SHORT TASK: Nothing should be left out: output all of the entries exactly.

RECORD EXCERPTS:

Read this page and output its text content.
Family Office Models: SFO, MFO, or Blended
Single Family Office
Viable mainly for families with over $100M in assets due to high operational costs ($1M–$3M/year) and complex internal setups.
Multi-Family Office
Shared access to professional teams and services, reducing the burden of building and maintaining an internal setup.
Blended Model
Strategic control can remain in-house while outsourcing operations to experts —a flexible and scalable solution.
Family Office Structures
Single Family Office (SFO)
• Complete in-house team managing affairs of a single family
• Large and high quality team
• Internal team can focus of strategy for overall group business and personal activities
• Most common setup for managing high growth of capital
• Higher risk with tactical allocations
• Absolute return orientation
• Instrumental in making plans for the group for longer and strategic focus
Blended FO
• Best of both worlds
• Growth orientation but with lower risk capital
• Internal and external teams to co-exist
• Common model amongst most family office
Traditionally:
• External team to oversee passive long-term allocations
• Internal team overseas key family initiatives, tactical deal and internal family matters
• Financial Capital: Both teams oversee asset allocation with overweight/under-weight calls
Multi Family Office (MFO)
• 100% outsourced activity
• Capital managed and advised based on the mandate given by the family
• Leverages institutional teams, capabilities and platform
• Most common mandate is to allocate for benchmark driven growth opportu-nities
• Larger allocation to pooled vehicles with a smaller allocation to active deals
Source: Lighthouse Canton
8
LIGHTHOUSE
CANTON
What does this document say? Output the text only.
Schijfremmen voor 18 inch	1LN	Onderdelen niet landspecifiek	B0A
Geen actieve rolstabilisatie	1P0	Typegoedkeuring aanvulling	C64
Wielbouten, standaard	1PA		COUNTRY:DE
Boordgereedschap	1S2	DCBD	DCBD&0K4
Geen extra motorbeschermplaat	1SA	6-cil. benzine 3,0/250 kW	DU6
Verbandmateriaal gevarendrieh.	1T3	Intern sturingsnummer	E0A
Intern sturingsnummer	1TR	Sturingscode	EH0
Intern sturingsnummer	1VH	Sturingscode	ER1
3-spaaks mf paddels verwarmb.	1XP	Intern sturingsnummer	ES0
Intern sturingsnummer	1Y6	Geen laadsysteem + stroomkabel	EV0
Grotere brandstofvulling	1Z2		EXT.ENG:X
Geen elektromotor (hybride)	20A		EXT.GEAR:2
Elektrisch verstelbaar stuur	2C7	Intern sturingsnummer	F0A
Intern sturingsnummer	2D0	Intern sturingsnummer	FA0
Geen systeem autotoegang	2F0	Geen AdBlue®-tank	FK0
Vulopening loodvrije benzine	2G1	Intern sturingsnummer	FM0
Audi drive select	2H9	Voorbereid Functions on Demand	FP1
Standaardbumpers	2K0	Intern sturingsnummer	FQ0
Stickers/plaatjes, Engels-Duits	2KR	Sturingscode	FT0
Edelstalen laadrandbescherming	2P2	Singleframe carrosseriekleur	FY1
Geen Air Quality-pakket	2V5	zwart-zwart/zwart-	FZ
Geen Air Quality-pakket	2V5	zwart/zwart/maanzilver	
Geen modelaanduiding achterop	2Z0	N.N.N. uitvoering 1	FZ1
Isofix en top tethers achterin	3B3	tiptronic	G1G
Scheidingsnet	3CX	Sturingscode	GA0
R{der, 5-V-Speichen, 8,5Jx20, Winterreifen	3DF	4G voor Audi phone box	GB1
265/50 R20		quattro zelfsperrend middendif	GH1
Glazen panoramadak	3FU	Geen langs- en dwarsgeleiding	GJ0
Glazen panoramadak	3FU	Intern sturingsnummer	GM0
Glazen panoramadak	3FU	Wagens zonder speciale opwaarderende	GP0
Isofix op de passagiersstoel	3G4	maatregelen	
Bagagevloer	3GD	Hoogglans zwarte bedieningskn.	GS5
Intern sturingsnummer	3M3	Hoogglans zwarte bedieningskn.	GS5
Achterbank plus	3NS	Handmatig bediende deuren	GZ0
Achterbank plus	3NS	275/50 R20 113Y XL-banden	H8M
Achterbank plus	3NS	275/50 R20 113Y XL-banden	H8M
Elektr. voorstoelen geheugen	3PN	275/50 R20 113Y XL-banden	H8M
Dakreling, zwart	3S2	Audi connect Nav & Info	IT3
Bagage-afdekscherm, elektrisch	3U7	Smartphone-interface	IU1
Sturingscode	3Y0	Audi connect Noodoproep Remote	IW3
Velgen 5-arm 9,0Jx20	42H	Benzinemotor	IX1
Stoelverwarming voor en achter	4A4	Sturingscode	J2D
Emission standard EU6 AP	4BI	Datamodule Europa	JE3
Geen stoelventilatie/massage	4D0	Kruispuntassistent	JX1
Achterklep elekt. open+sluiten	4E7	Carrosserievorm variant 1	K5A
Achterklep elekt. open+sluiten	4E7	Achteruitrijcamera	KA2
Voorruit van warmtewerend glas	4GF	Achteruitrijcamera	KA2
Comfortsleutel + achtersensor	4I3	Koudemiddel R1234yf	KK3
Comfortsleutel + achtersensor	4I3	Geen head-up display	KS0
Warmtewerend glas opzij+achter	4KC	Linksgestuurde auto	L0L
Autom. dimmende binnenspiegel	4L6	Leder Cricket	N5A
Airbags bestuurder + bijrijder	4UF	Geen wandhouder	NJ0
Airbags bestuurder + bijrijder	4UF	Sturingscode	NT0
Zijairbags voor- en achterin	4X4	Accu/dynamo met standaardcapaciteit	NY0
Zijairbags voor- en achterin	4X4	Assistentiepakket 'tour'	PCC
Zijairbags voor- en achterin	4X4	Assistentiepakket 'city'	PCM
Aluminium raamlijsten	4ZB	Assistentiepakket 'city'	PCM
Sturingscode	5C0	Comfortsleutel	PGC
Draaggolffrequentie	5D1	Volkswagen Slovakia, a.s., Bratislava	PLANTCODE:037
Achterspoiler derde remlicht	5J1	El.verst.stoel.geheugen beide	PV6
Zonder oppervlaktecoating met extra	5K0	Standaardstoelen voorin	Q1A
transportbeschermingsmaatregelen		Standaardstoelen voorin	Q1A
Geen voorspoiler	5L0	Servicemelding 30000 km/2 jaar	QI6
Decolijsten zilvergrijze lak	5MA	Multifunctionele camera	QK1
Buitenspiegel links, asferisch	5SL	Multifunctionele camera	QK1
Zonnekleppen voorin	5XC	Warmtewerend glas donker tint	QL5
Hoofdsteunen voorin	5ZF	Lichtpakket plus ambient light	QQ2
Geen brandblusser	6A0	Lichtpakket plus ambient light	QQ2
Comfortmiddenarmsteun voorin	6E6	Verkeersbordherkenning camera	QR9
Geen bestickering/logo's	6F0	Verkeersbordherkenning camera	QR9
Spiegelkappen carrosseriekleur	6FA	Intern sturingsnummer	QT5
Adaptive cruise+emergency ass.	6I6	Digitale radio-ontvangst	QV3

TASK RESPONSE:
Read this page and output its text content.
Family Office Models: SFO, MFO, or Blended
Single Family Office
Viable mainly for families with over $100M in assets due to high operational costs ($1M–$3M/year) and complex internal setups.
Multi-Family Office
Shared access to professional teams and services, reducing the burden of building and maintaining an internal setup.
Blended Model
Strategic control can remain in-house while outsourcing operations to experts —a flexible and scalable solution.
Family Office Structures
Single Family Office (SFO)
• Complete in-house team managing affairs of a single family
• Large and high quality team
• Internal team can focus of strategy for overall group business and personal activities
• Most common setup for managing high growth of capital
• Higher risk with tactical allocations
• Absolute return orientation
• Instrumental in making plans for the group for longer and strategic focus
Blended FO
• Best of both worlds
• Growth orientation but with lower risk capital
• Internal and external teams to co-exist
• Common model amongst most family office
Traditionally:
• External team to oversee passive long-term allocations
• Internal team overseas key family initiatives, tactical deal and internal family matters
• Financial Capital: Both teams oversee asset allocation with overweight/under-weight calls
Multi Family Office (MFO)
• 100% outsourced activity
• Capital managed and advised based on the mandate given by the family
• Leverages institutional teams, capabilities and platform
• Most common mandate is to allocate for benchmark driven growth opportu-nities
• Larger allocation to pooled vehicles with a smaller allocation to active deals
Source: Lighthouse Canton
8
LIGHTHOUSE
CANTON
What does this document say? Output the text only.
Schijfremmen voor 18 inch	1LN	Onderdelen niet landspecifiek	B0A
Geen actieve rolstabilisatie	1P0	Typegoedkeuring aanvulling	C64
Wielbouten, standaard	1PA		COUNTRY:DE
Boordgereedschap	1S2	DCBD	DCBD&0K4
Geen extra motorbeschermplaat	1SA	6-cil. benzine 3,0/250 kW	DU6
Verbandmateriaal gevarendrieh.	1T3	Intern sturingsnummer	E0A
Intern sturingsnummer	1TR	Sturingscode	EH0
Intern sturingsnummer	1VH	Sturingscode	ER1
3-spaaks mf paddels verwarmb.	1XP	Intern sturingsnummer	ES0
Intern sturingsnummer	1Y6	Geen laadsysteem + stroomkabel	EV0
Grotere brandstofvulling	1Z2		EXT.ENG:X
Geen elektromotor (hybride)	20A		EXT.GEAR:2
Elektrisch verstelbaar stuur	2C7	Intern sturingsnummer	F0A
Intern sturingsnummer	2D0	Intern sturingsnummer	FA0
Geen systeem autotoegang	2F0	Geen AdBlue®-tank	FK0
Vulopening loodvrije benzine	2G1	Intern sturingsnummer	FM0
Audi drive select	2H9	Voorbereid Functions on Demand	FP1
Standaardbumpers	2K0	Intern sturingsnummer	FQ0
Stickers/plaatjes, Engels-Duits	2KR	Sturingscode	FT0
Edelstalen laadrandbescherming	2P2	Singleframe carrosseriekleur	FY1
Geen Air Quality-pakket	2V5	zwart-zwart/zwart-	FZ
Geen Air Quality-pakket	2V5	zwart/zwart/maanzilver	
Geen modelaanduiding achterop	2Z0	N.N.N. uitvoering 1	FZ1
Isofix en top tethers achterin	3B3	tiptronic	G1G
Scheidingsnet	3CX	Sturingscode	GA0
R{der, 5-V-Speichen, 8,5Jx20, Winterreifen	3DF	4G voor Audi phone box	GB1
265/50 R20		quattro zelfsperrend middendif	GH1
Glazen panoramadak	3FU	Geen langs- en dwarsgeleiding	GJ0
Glazen panoramadak	3FU	Intern sturingsnummer	GM0
Glazen panoramadak	3FU	Wagens zonder speciale opwaarderende	GP0
Isofix op de passagiersstoel	3G4	maatregelen	
Bagagevloer	3GD	Hoogglans zwarte bedieningskn.	GS5
Intern sturingsnummer	3M3	Hoogglans zwarte bedieningskn.	GS5
Achterbank plus	3NS	Handmatig bediende deuren	GZ0
Achterbank plus	3NS	275/50 R20 113Y XL-banden	H8M
Achterbank plus	3NS	275/50 R20 113Y XL-banden	H8M
Elektr. voorstoelen geheugen	3PN	275/50 R20 113Y XL-banden	H8M
Dakreling, zwart	3S2	Audi connect Nav & Info	IT3
Bagage-afdekscherm, elektrisch	3U7	Smartphone-interface	IU1
Sturingscode	3Y0	Audi connect Noodoproep Remote	IW3
Velgen 5-arm 9,0Jx20	42H	Benzinemotor	IX1
Stoelverwarming voor en achter	4A4	Sturingscode	J2D
Emission standard EU6 AP	4BI	Datamodule Europa	JE3
Geen stoelventilatie/massage	4D0	Kruispuntassistent	JX1
Achterklep elekt. open+sluiten	4E7	Carrosserievorm variant 1	K5A
Achterklep elekt. open+sluiten	4E7	Achteruitrijcamera	KA2
Voorruit van warmtewerend glas	4GF	Achteruitrijcamera	KA2
Comfortsleutel + achtersensor	4I3	Koudemiddel R1234yf	KK3
Comfortsleutel + achtersensor	4I3	Geen head-up display	KS0
Warmtewerend glas opzij+achter	4KC	Linksgestuurde auto	L0L
Autom. dimmende binnenspiegel	4L6	Leder Cricket	N5A
Airbags bestuurder + bijrijder	4UF	Geen wandhouder	NJ0
Airbags bestuurder + bijrijder	4UF	Sturingscode	NT0
Zijairbags voor- en achterin	4X4	Accu/dynamo met standaardcapaciteit	NY0
Zijairbags voor- en achterin	4X4	Assistentiepakket 'tour'	PCC
Zijairbags voor- en achterin	4X4	Assistentiepakket 'city'	PCM
Aluminium raamlijsten	4ZB	Assistentiepakket 'city'	PCM
Sturingscode	5C0	Comfortsleutel	PGC
Draaggolffrequentie	5D1	Volkswagen Slovakia, a.s., Bratislava	PLANTCODE:037
Achterspoiler derde remlicht	5J1	El.verst.stoel.geheugen beide	PV6
Zonder oppervlaktecoating met extra	5K0	Standaardstoelen voorin	Q1A
transportbeschermingsmaatregelen		Standaardstoelen voorin	Q1A
Geen voorspoiler	5L0	Servicemelding 30000 km/2 jaar	QI6
Decolijsten zilvergrijze lak	5MA	Multifunctionele camera	QK1
Buitenspiegel links, asferisch	5SL	Multifunctionele camera	QK1
Zonnekleppen voorin	5XC	Warmtewerend glas donker tint	QL5
Hoofdsteunen voorin	5ZF	Lichtpakket plus ambient light	QQ2
Geen brandblusser	6A0	Lichtpakket plus ambient light	QQ2
Comfortmiddenarmsteun voorin	6E6	Verkeersbordherkenning camera	QR9
Geen bestickering/logo's	6F0	Verkeersbordherkenning camera	QR9
Spiegelkappen carrosseriekleur	6FA	Intern sturingsnummer	QT5
Adaptive cruise+emergency ass.	6I6	Digitale radio-ontvangst	QV3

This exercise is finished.